■ Exercise description: Carry none of the pictures over; set down the material below exactly.

>> START

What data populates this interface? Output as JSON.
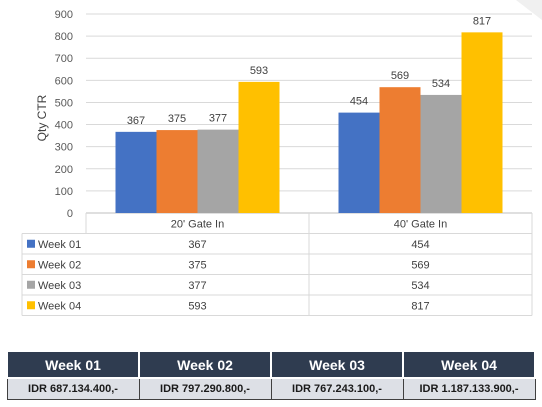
{
  "chart_data": {
    "type": "bar",
    "ylabel": "Qty CTR",
    "ylim": [
      0,
      900
    ],
    "yticks": [
      0,
      100,
      200,
      300,
      400,
      500,
      600,
      700,
      800,
      900
    ],
    "grid": true,
    "legend": "table-below",
    "categories": [
      "20' Gate In",
      "40' Gate In"
    ],
    "series": [
      {
        "name": "Week 01",
        "values": [
          367,
          454
        ],
        "color": "#4472c4"
      },
      {
        "name": "Week 02",
        "values": [
          375,
          569
        ],
        "color": "#ed7d31"
      },
      {
        "name": "Week 03",
        "values": [
          377,
          534
        ],
        "color": "#a5a5a5"
      },
      {
        "name": "Week 04",
        "values": [
          593,
          817
        ],
        "color": "#ffc000"
      }
    ]
  },
  "cost_table": {
    "headers": [
      "Week 01",
      "Week 02",
      "Week 03",
      "Week 04"
    ],
    "values": [
      "IDR 687.134.400,-",
      "IDR 797.290.800,-",
      "IDR 767.243.100,-",
      "IDR 1.187.133.900,-"
    ]
  }
}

>> END

■ Answer to the problem:
What data populates this interface? Output as JSON.
{
  "chart_data": {
    "type": "bar",
    "ylabel": "Qty CTR",
    "ylim": [
      0,
      900
    ],
    "yticks": [
      0,
      100,
      200,
      300,
      400,
      500,
      600,
      700,
      800,
      900
    ],
    "grid": true,
    "legend": "table-below",
    "categories": [
      "20' Gate In",
      "40' Gate In"
    ],
    "series": [
      {
        "name": "Week 01",
        "values": [
          367,
          454
        ],
        "color": "#4472c4"
      },
      {
        "name": "Week 02",
        "values": [
          375,
          569
        ],
        "color": "#ed7d31"
      },
      {
        "name": "Week 03",
        "values": [
          377,
          534
        ],
        "color": "#a5a5a5"
      },
      {
        "name": "Week 04",
        "values": [
          593,
          817
        ],
        "color": "#ffc000"
      }
    ]
  },
  "cost_table": {
    "headers": [
      "Week 01",
      "Week 02",
      "Week 03",
      "Week 04"
    ],
    "values": [
      "IDR 687.134.400,-",
      "IDR 797.290.800,-",
      "IDR 767.243.100,-",
      "IDR 1.187.133.900,-"
    ]
  }
}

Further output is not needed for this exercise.